Reproduce the entries below, replacing each occurrence of "Grace" with "Admin" and keeping everything else the same.

### Source material

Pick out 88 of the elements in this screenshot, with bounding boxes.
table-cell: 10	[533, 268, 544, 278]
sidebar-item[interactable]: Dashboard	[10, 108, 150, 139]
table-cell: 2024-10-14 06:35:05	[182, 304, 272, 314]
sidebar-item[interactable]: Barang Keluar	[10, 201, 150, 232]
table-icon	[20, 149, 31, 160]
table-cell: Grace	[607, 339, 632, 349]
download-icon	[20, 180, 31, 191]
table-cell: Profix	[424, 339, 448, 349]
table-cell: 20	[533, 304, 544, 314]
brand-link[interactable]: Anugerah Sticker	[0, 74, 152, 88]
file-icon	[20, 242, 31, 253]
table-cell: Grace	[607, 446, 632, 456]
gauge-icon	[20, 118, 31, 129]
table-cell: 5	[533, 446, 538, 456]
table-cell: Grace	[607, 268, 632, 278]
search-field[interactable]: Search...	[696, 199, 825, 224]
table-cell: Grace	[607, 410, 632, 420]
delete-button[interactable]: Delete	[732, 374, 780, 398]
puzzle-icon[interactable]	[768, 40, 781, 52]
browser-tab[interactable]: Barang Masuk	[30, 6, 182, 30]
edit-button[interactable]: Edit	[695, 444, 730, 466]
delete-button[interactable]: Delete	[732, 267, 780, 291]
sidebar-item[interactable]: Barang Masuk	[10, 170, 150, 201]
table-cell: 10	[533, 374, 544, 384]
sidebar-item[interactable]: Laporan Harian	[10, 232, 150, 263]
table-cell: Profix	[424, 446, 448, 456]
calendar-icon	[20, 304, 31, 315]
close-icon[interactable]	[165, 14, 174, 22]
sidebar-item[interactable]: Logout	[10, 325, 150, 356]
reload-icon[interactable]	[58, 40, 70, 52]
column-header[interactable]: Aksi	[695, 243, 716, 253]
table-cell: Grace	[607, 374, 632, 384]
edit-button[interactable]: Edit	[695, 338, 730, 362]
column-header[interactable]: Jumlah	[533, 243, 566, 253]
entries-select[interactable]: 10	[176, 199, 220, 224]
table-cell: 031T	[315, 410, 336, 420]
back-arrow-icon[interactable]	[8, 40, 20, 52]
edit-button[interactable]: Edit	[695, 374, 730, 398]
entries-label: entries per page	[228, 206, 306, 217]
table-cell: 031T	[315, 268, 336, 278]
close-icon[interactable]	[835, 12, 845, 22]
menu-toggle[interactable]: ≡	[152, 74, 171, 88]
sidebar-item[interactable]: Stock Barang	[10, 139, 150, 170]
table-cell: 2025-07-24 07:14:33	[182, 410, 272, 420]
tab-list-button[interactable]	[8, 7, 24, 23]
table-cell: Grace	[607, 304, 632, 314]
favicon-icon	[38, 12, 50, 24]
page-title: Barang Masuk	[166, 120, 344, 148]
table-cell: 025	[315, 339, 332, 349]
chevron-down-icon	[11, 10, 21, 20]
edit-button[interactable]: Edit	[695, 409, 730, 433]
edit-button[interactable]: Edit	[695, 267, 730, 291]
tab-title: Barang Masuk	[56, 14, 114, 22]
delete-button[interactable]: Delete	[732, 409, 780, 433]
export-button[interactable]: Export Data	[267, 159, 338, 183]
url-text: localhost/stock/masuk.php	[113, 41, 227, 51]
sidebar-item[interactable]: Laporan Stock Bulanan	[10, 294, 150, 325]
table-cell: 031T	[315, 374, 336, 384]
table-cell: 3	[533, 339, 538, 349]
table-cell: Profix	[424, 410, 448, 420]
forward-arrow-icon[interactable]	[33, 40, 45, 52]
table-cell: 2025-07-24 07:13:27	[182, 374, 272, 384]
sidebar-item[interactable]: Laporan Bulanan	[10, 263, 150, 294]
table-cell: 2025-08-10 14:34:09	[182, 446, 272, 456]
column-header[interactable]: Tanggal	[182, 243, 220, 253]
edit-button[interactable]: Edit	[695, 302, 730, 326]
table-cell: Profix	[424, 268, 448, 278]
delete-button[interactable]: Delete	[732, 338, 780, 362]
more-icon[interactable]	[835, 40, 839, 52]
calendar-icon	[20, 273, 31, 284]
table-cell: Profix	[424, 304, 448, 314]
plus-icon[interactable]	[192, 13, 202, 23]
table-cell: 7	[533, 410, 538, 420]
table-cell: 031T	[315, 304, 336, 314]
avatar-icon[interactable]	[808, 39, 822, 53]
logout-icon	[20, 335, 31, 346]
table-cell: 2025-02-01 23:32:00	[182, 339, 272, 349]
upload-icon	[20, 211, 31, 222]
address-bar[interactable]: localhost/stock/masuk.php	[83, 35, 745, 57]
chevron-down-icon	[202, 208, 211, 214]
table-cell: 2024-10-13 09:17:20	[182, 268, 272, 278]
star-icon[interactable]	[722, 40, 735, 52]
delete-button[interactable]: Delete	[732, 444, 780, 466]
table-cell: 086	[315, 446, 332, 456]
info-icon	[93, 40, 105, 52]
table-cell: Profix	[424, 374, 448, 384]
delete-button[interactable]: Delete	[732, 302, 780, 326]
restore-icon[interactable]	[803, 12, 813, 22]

######

**Worked solution:**
Pick out 88 of the elements in this screenshot, with bounding boxes.
table-cell: 10	[533, 268, 544, 278]
sidebar-item[interactable]: Dashboard	[10, 108, 150, 139]
table-cell: 2024-10-14 06:35:05	[182, 304, 272, 314]
sidebar-item[interactable]: Barang Keluar	[10, 201, 150, 232]
table-icon	[20, 149, 31, 160]
table-cell: Admin	[607, 339, 632, 349]
download-icon	[20, 180, 31, 191]
table-cell: Profix	[424, 339, 448, 349]
table-cell: 20	[533, 304, 544, 314]
brand-link[interactable]: Anugerah Sticker	[0, 74, 152, 88]
file-icon	[20, 242, 31, 253]
table-cell: Admin	[607, 446, 632, 456]
gauge-icon	[20, 118, 31, 129]
table-cell: 5	[533, 446, 538, 456]
table-cell: Admin	[607, 268, 632, 278]
search-field[interactable]: Search...	[696, 199, 825, 224]
table-cell: Admin	[607, 410, 632, 420]
delete-button[interactable]: Delete	[732, 374, 780, 398]
puzzle-icon[interactable]	[768, 40, 781, 52]
browser-tab[interactable]: Barang Masuk	[30, 6, 182, 30]
edit-button[interactable]: Edit	[695, 444, 730, 466]
delete-button[interactable]: Delete	[732, 267, 780, 291]
sidebar-item[interactable]: Barang Masuk	[10, 170, 150, 201]
table-cell: 10	[533, 374, 544, 384]
sidebar-item[interactable]: Laporan Harian	[10, 232, 150, 263]
table-cell: Profix	[424, 446, 448, 456]
calendar-icon	[20, 304, 31, 315]
close-icon[interactable]	[165, 14, 174, 22]
sidebar-item[interactable]: Logout	[10, 325, 150, 356]
reload-icon[interactable]	[58, 40, 70, 52]
column-header[interactable]: Aksi	[695, 243, 716, 253]
table-cell: Admin	[607, 374, 632, 384]
edit-button[interactable]: Edit	[695, 338, 730, 362]
column-header[interactable]: Jumlah	[533, 243, 566, 253]
entries-select[interactable]: 10	[176, 199, 220, 224]
table-cell: 031T	[315, 410, 336, 420]
back-arrow-icon[interactable]	[8, 40, 20, 52]
edit-button[interactable]: Edit	[695, 374, 730, 398]
entries-label: entries per page	[228, 206, 306, 217]
table-cell: 031T	[315, 268, 336, 278]
close-icon[interactable]	[835, 12, 845, 22]
menu-toggle[interactable]: ≡	[152, 74, 171, 88]
sidebar-item[interactable]: Stock Barang	[10, 139, 150, 170]
table-cell: 2025-07-24 07:14:33	[182, 410, 272, 420]
tab-list-button[interactable]	[8, 7, 24, 23]
table-cell: Admin	[607, 304, 632, 314]
favicon-icon	[38, 12, 50, 24]
page-title: Barang Masuk	[166, 120, 344, 148]
table-cell: 025	[315, 339, 332, 349]
chevron-down-icon	[11, 10, 21, 20]
edit-button[interactable]: Edit	[695, 409, 730, 433]
edit-button[interactable]: Edit	[695, 267, 730, 291]
tab-title: Barang Masuk	[56, 14, 114, 22]
delete-button[interactable]: Delete	[732, 409, 780, 433]
export-button[interactable]: Export Data	[267, 159, 338, 183]
url-text: localhost/stock/masuk.php	[113, 41, 227, 51]
sidebar-item[interactable]: Laporan Stock Bulanan	[10, 294, 150, 325]
table-cell: 031T	[315, 374, 336, 384]
table-cell: 3	[533, 339, 538, 349]
table-cell: Profix	[424, 410, 448, 420]
forward-arrow-icon[interactable]	[33, 40, 45, 52]
table-cell: 2025-07-24 07:13:27	[182, 374, 272, 384]
sidebar-item[interactable]: Laporan Bulanan	[10, 263, 150, 294]
table-cell: 2025-08-10 14:34:09	[182, 446, 272, 456]
column-header[interactable]: Tanggal	[182, 243, 220, 253]
edit-button[interactable]: Edit	[695, 302, 730, 326]
table-cell: Profix	[424, 268, 448, 278]
delete-button[interactable]: Delete	[732, 338, 780, 362]
more-icon[interactable]	[835, 40, 839, 52]
calendar-icon	[20, 273, 31, 284]
table-cell: Profix	[424, 304, 448, 314]
plus-icon[interactable]	[192, 13, 202, 23]
table-cell: 7	[533, 410, 538, 420]
table-cell: 031T	[315, 304, 336, 314]
avatar-icon[interactable]	[808, 39, 822, 53]
logout-icon	[20, 335, 31, 346]
table-cell: 2025-02-01 23:32:00	[182, 339, 272, 349]
upload-icon	[20, 211, 31, 222]
address-bar[interactable]: localhost/stock/masuk.php	[83, 35, 745, 57]
chevron-down-icon	[202, 208, 211, 214]
table-cell: 2024-10-13 09:17:20	[182, 268, 272, 278]
star-icon[interactable]	[722, 40, 735, 52]
delete-button[interactable]: Delete	[732, 444, 780, 466]
table-cell: 086	[315, 446, 332, 456]
info-icon	[93, 40, 105, 52]
table-cell: Profix	[424, 374, 448, 384]
delete-button[interactable]: Delete	[732, 302, 780, 326]
restore-icon[interactable]	[803, 12, 813, 22]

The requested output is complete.